Records from a collection of figures:
=-=-=

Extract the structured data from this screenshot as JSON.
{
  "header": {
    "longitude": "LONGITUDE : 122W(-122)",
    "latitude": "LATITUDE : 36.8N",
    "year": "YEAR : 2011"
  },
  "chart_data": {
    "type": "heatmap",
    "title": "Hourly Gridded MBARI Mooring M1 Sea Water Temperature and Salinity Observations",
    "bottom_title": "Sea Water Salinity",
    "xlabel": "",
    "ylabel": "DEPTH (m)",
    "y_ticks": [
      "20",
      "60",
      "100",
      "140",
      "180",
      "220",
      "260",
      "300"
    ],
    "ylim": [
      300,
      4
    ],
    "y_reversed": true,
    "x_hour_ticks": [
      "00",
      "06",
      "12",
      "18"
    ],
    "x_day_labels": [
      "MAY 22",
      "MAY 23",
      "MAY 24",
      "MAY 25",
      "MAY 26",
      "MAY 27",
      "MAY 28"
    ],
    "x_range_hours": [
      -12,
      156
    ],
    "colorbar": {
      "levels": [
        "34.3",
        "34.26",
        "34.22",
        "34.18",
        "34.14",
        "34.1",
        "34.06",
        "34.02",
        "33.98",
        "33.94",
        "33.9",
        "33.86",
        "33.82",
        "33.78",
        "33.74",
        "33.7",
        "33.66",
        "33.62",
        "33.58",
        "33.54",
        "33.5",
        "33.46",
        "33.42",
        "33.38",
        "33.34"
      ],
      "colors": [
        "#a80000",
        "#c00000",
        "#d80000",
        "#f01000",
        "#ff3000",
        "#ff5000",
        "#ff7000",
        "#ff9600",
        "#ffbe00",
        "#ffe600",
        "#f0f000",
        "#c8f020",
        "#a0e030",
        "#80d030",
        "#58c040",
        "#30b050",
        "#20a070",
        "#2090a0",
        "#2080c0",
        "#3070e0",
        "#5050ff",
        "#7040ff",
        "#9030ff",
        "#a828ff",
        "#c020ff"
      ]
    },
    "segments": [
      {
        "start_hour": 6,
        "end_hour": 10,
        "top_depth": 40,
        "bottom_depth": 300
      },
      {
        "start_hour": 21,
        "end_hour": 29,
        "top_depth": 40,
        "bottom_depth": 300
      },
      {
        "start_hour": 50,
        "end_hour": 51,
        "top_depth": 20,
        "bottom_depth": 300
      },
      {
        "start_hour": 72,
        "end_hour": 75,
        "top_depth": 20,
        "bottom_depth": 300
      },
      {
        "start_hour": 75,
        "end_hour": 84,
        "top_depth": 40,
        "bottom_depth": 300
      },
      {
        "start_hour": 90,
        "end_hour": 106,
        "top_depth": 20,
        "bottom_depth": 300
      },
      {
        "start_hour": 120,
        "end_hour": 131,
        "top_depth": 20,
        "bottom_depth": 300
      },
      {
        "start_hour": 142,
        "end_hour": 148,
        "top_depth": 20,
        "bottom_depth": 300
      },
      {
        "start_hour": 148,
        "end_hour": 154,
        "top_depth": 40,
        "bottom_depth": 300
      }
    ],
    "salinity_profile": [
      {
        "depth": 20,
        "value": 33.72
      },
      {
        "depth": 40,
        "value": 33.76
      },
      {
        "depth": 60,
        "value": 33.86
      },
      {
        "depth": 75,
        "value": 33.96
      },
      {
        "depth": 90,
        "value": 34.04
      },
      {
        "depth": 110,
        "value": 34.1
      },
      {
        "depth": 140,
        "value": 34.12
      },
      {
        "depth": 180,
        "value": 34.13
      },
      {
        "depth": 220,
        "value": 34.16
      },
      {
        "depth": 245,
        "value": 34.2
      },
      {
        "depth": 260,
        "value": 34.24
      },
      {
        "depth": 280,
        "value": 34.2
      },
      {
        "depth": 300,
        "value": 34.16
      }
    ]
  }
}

=-=-=

→ What the task asks: Transcribe all of the lines in the records precisely.

→ Answer below:
Extract the structured data from this screenshot as JSON.
{
  "header": {
    "longitude": "LONGITUDE : 122W(-122)",
    "latitude": "LATITUDE : 36.8N",
    "year": "YEAR : 2011"
  },
  "chart_data": {
    "type": "heatmap",
    "title": "Hourly Gridded MBARI Mooring M1 Sea Water Temperature and Salinity Observations",
    "bottom_title": "Sea Water Salinity",
    "xlabel": "",
    "ylabel": "DEPTH (m)",
    "y_ticks": [
      "20",
      "60",
      "100",
      "140",
      "180",
      "220",
      "260",
      "300"
    ],
    "ylim": [
      300,
      4
    ],
    "y_reversed": true,
    "x_hour_ticks": [
      "00",
      "06",
      "12",
      "18"
    ],
    "x_day_labels": [
      "MAY 22",
      "MAY 23",
      "MAY 24",
      "MAY 25",
      "MAY 26",
      "MAY 27",
      "MAY 28"
    ],
    "x_range_hours": [
      -12,
      156
    ],
    "colorbar": {
      "levels": [
        "34.3",
        "34.26",
        "34.22",
        "34.18",
        "34.14",
        "34.1",
        "34.06",
        "34.02",
        "33.98",
        "33.94",
        "33.9",
        "33.86",
        "33.82",
        "33.78",
        "33.74",
        "33.7",
        "33.66",
        "33.62",
        "33.58",
        "33.54",
        "33.5",
        "33.46",
        "33.42",
        "33.38",
        "33.34"
      ],
      "colors": [
        "#a80000",
        "#c00000",
        "#d80000",
        "#f01000",
        "#ff3000",
        "#ff5000",
        "#ff7000",
        "#ff9600",
        "#ffbe00",
        "#ffe600",
        "#f0f000",
        "#c8f020",
        "#a0e030",
        "#80d030",
        "#58c040",
        "#30b050",
        "#20a070",
        "#2090a0",
        "#2080c0",
        "#3070e0",
        "#5050ff",
        "#7040ff",
        "#9030ff",
        "#a828ff",
        "#c020ff"
      ]
    },
    "segments": [
      {
        "start_hour": 6,
        "end_hour": 10,
        "top_depth": 40,
        "bottom_depth": 300
      },
      {
        "start_hour": 21,
        "end_hour": 29,
        "top_depth": 40,
        "bottom_depth": 300
      },
      {
        "start_hour": 50,
        "end_hour": 51,
        "top_depth": 20,
        "bottom_depth": 300
      },
      {
        "start_hour": 72,
        "end_hour": 75,
        "top_depth": 20,
        "bottom_depth": 300
      },
      {
        "start_hour": 75,
        "end_hour": 84,
        "top_depth": 40,
        "bottom_depth": 300
      },
      {
        "start_hour": 90,
        "end_hour": 106,
        "top_depth": 20,
        "bottom_depth": 300
      },
      {
        "start_hour": 120,
        "end_hour": 131,
        "top_depth": 20,
        "bottom_depth": 300
      },
      {
        "start_hour": 142,
        "end_hour": 148,
        "top_depth": 20,
        "bottom_depth": 300
      },
      {
        "start_hour": 148,
        "end_hour": 154,
        "top_depth": 40,
        "bottom_depth": 300
      }
    ],
    "salinity_profile": [
      {
        "depth": 20,
        "value": 33.72
      },
      {
        "depth": 40,
        "value": 33.76
      },
      {
        "depth": 60,
        "value": 33.86
      },
      {
        "depth": 75,
        "value": 33.96
      },
      {
        "depth": 90,
        "value": 34.04
      },
      {
        "depth": 110,
        "value": 34.1
      },
      {
        "depth": 140,
        "value": 34.12
      },
      {
        "depth": 180,
        "value": 34.13
      },
      {
        "depth": 220,
        "value": 34.16
      },
      {
        "depth": 245,
        "value": 34.2
      },
      {
        "depth": 260,
        "value": 34.24
      },
      {
        "depth": 280,
        "value": 34.2
      },
      {
        "depth": 300,
        "value": 34.16
      }
    ]
  }
}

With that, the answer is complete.